▶ **GOAL OF THE EXERCISE**:
Keep the wording of each record exactly the same when you repeat it, and leave out pictures.

EXCERPTED RECORDS start

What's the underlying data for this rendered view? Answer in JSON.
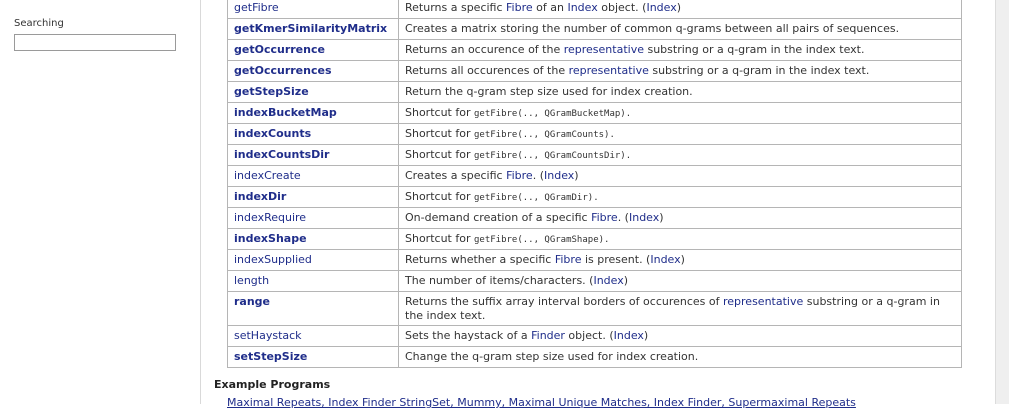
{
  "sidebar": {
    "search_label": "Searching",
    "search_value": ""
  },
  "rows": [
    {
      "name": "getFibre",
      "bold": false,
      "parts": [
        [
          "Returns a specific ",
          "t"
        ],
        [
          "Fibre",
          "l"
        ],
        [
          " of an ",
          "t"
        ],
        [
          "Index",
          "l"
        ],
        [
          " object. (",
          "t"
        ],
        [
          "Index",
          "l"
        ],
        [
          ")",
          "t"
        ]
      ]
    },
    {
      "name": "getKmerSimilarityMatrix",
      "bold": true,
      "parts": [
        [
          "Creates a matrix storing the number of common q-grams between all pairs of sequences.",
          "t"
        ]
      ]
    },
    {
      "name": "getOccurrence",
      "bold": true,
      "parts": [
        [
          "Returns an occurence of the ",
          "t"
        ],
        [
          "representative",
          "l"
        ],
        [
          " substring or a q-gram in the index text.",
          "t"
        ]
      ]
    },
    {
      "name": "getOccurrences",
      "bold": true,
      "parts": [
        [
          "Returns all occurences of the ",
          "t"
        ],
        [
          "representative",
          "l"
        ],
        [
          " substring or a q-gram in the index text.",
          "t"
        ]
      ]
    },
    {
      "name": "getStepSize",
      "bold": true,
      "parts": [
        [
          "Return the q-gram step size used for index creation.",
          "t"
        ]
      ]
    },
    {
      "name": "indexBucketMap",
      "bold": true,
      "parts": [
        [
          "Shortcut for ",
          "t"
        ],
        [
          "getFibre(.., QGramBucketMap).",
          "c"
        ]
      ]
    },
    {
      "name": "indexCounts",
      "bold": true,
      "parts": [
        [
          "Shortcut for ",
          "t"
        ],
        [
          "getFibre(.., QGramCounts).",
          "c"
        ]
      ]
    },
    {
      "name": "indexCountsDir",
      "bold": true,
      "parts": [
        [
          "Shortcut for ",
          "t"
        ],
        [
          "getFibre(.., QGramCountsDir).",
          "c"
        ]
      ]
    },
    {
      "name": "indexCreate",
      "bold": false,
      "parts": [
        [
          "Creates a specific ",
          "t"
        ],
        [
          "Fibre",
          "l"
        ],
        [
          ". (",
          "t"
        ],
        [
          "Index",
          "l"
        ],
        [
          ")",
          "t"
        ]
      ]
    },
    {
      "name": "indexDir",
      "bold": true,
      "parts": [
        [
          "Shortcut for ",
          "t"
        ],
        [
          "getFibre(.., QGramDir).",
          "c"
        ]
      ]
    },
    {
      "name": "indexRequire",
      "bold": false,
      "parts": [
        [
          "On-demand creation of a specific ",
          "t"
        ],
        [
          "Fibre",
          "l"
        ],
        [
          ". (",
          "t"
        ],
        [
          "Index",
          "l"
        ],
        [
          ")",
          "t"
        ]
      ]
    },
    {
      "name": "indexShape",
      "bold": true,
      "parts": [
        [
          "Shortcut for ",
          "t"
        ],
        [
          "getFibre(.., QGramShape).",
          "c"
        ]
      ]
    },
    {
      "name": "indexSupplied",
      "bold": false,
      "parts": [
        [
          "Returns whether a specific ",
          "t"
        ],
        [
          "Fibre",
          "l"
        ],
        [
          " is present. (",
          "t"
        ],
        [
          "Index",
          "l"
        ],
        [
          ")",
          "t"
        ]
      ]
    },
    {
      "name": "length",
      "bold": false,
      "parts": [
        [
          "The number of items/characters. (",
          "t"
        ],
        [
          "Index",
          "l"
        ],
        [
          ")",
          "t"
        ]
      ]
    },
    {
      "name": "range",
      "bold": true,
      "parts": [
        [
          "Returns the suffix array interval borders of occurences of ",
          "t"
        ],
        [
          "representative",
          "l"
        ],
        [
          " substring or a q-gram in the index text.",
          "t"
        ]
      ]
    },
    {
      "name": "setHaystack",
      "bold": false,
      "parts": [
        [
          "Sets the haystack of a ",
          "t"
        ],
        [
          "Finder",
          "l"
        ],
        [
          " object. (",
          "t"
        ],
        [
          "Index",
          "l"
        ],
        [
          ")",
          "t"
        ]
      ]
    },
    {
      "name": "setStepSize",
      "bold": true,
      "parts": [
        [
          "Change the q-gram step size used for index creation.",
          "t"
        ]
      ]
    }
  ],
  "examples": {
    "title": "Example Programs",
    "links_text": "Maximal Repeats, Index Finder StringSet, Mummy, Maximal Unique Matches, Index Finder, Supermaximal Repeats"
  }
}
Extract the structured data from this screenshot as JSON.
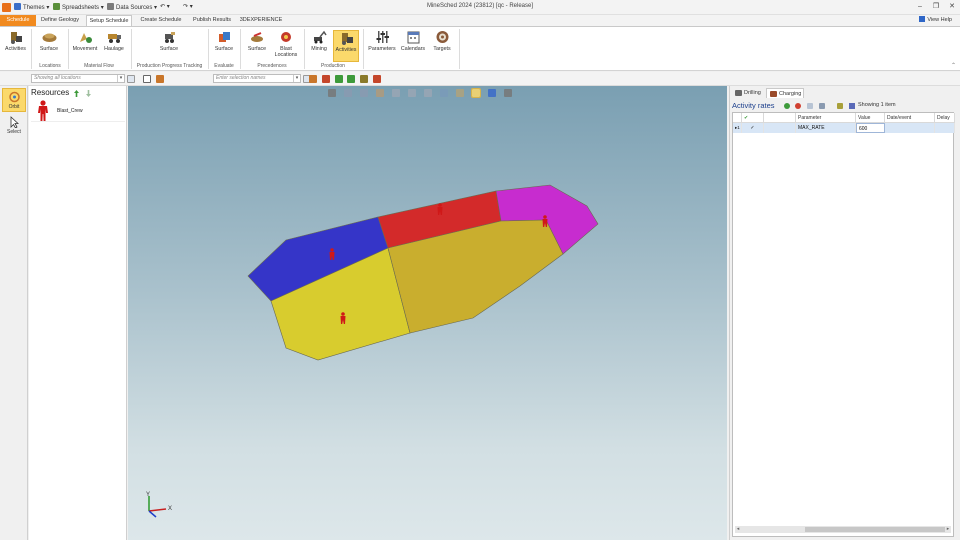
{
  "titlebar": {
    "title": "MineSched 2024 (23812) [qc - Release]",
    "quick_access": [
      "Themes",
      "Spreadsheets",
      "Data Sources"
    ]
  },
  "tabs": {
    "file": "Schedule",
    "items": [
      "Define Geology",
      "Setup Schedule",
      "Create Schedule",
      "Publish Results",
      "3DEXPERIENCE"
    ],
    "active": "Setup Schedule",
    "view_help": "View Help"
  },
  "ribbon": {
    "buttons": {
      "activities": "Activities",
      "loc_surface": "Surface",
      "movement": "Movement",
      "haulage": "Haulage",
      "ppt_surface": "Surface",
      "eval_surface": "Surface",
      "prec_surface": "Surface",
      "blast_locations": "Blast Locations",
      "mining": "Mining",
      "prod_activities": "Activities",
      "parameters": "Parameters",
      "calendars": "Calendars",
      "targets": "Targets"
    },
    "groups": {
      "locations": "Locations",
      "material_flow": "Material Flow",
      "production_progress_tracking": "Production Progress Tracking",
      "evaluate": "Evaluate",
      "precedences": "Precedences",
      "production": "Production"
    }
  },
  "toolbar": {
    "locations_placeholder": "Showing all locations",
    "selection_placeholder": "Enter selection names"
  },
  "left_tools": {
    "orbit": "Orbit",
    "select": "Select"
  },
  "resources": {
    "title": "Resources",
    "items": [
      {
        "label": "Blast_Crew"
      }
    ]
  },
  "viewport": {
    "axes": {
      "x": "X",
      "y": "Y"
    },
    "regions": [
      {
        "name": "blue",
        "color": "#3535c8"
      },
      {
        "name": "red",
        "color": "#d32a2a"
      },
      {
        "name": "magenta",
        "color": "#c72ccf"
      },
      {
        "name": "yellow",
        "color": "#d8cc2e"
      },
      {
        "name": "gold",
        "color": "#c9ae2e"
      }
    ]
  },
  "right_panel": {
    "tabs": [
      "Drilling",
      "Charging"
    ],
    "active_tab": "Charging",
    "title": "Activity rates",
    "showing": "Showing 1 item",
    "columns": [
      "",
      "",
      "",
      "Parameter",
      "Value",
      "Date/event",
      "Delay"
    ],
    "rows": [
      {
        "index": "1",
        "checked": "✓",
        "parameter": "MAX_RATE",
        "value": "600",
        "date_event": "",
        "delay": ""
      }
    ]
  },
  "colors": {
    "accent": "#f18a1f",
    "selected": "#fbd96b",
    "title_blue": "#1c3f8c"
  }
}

EXCERPTED RECORDS end

▶ **ANSWER TO THE TASK**:
What's the underlying data for this rendered view? Answer in JSON.
{
  "sidebar": {
    "search_label": "Searching",
    "search_value": ""
  },
  "rows": [
    {
      "name": "getFibre",
      "bold": false,
      "parts": [
        [
          "Returns a specific ",
          "t"
        ],
        [
          "Fibre",
          "l"
        ],
        [
          " of an ",
          "t"
        ],
        [
          "Index",
          "l"
        ],
        [
          " object. (",
          "t"
        ],
        [
          "Index",
          "l"
        ],
        [
          ")",
          "t"
        ]
      ]
    },
    {
      "name": "getKmerSimilarityMatrix",
      "bold": true,
      "parts": [
        [
          "Creates a matrix storing the number of common q-grams between all pairs of sequences.",
          "t"
        ]
      ]
    },
    {
      "name": "getOccurrence",
      "bold": true,
      "parts": [
        [
          "Returns an occurence of the ",
          "t"
        ],
        [
          "representative",
          "l"
        ],
        [
          " substring or a q-gram in the index text.",
          "t"
        ]
      ]
    },
    {
      "name": "getOccurrences",
      "bold": true,
      "parts": [
        [
          "Returns all occurences of the ",
          "t"
        ],
        [
          "representative",
          "l"
        ],
        [
          " substring or a q-gram in the index text.",
          "t"
        ]
      ]
    },
    {
      "name": "getStepSize",
      "bold": true,
      "parts": [
        [
          "Return the q-gram step size used for index creation.",
          "t"
        ]
      ]
    },
    {
      "name": "indexBucketMap",
      "bold": true,
      "parts": [
        [
          "Shortcut for ",
          "t"
        ],
        [
          "getFibre(.., QGramBucketMap).",
          "c"
        ]
      ]
    },
    {
      "name": "indexCounts",
      "bold": true,
      "parts": [
        [
          "Shortcut for ",
          "t"
        ],
        [
          "getFibre(.., QGramCounts).",
          "c"
        ]
      ]
    },
    {
      "name": "indexCountsDir",
      "bold": true,
      "parts": [
        [
          "Shortcut for ",
          "t"
        ],
        [
          "getFibre(.., QGramCountsDir).",
          "c"
        ]
      ]
    },
    {
      "name": "indexCreate",
      "bold": false,
      "parts": [
        [
          "Creates a specific ",
          "t"
        ],
        [
          "Fibre",
          "l"
        ],
        [
          ". (",
          "t"
        ],
        [
          "Index",
          "l"
        ],
        [
          ")",
          "t"
        ]
      ]
    },
    {
      "name": "indexDir",
      "bold": true,
      "parts": [
        [
          "Shortcut for ",
          "t"
        ],
        [
          "getFibre(.., QGramDir).",
          "c"
        ]
      ]
    },
    {
      "name": "indexRequire",
      "bold": false,
      "parts": [
        [
          "On-demand creation of a specific ",
          "t"
        ],
        [
          "Fibre",
          "l"
        ],
        [
          ". (",
          "t"
        ],
        [
          "Index",
          "l"
        ],
        [
          ")",
          "t"
        ]
      ]
    },
    {
      "name": "indexShape",
      "bold": true,
      "parts": [
        [
          "Shortcut for ",
          "t"
        ],
        [
          "getFibre(.., QGramShape).",
          "c"
        ]
      ]
    },
    {
      "name": "indexSupplied",
      "bold": false,
      "parts": [
        [
          "Returns whether a specific ",
          "t"
        ],
        [
          "Fibre",
          "l"
        ],
        [
          " is present. (",
          "t"
        ],
        [
          "Index",
          "l"
        ],
        [
          ")",
          "t"
        ]
      ]
    },
    {
      "name": "length",
      "bold": false,
      "parts": [
        [
          "The number of items/characters. (",
          "t"
        ],
        [
          "Index",
          "l"
        ],
        [
          ")",
          "t"
        ]
      ]
    },
    {
      "name": "range",
      "bold": true,
      "parts": [
        [
          "Returns the suffix array interval borders of occurences of ",
          "t"
        ],
        [
          "representative",
          "l"
        ],
        [
          " substring or a q-gram in the index text.",
          "t"
        ]
      ]
    },
    {
      "name": "setHaystack",
      "bold": false,
      "parts": [
        [
          "Sets the haystack of a ",
          "t"
        ],
        [
          "Finder",
          "l"
        ],
        [
          " object. (",
          "t"
        ],
        [
          "Index",
          "l"
        ],
        [
          ")",
          "t"
        ]
      ]
    },
    {
      "name": "setStepSize",
      "bold": true,
      "parts": [
        [
          "Change the q-gram step size used for index creation.",
          "t"
        ]
      ]
    }
  ],
  "examples": {
    "title": "Example Programs",
    "links_text": "Maximal Repeats, Index Finder StringSet, Mummy, Maximal Unique Matches, Index Finder, Supermaximal Repeats"
  }
}
Extract the structured data from this screenshot as JSON.
{
  "titlebar": {
    "title": "MineSched 2024 (23812) [qc - Release]",
    "quick_access": [
      "Themes",
      "Spreadsheets",
      "Data Sources"
    ]
  },
  "tabs": {
    "file": "Schedule",
    "items": [
      "Define Geology",
      "Setup Schedule",
      "Create Schedule",
      "Publish Results",
      "3DEXPERIENCE"
    ],
    "active": "Setup Schedule",
    "view_help": "View Help"
  },
  "ribbon": {
    "buttons": {
      "activities": "Activities",
      "loc_surface": "Surface",
      "movement": "Movement",
      "haulage": "Haulage",
      "ppt_surface": "Surface",
      "eval_surface": "Surface",
      "prec_surface": "Surface",
      "blast_locations": "Blast Locations",
      "mining": "Mining",
      "prod_activities": "Activities",
      "parameters": "Parameters",
      "calendars": "Calendars",
      "targets": "Targets"
    },
    "groups": {
      "locations": "Locations",
      "material_flow": "Material Flow",
      "production_progress_tracking": "Production Progress Tracking",
      "evaluate": "Evaluate",
      "precedences": "Precedences",
      "production": "Production"
    }
  },
  "toolbar": {
    "locations_placeholder": "Showing all locations",
    "selection_placeholder": "Enter selection names"
  },
  "left_tools": {
    "orbit": "Orbit",
    "select": "Select"
  },
  "resources": {
    "title": "Resources",
    "items": [
      {
        "label": "Blast_Crew"
      }
    ]
  },
  "viewport": {
    "axes": {
      "x": "X",
      "y": "Y"
    },
    "regions": [
      {
        "name": "blue",
        "color": "#3535c8"
      },
      {
        "name": "red",
        "color": "#d32a2a"
      },
      {
        "name": "magenta",
        "color": "#c72ccf"
      },
      {
        "name": "yellow",
        "color": "#d8cc2e"
      },
      {
        "name": "gold",
        "color": "#c9ae2e"
      }
    ]
  },
  "right_panel": {
    "tabs": [
      "Drilling",
      "Charging"
    ],
    "active_tab": "Charging",
    "title": "Activity rates",
    "showing": "Showing 1 item",
    "columns": [
      "",
      "",
      "",
      "Parameter",
      "Value",
      "Date/event",
      "Delay"
    ],
    "rows": [
      {
        "index": "1",
        "checked": "✓",
        "parameter": "MAX_RATE",
        "value": "600",
        "date_event": "",
        "delay": ""
      }
    ]
  },
  "colors": {
    "accent": "#f18a1f",
    "selected": "#fbd96b",
    "title_blue": "#1c3f8c"
  }
}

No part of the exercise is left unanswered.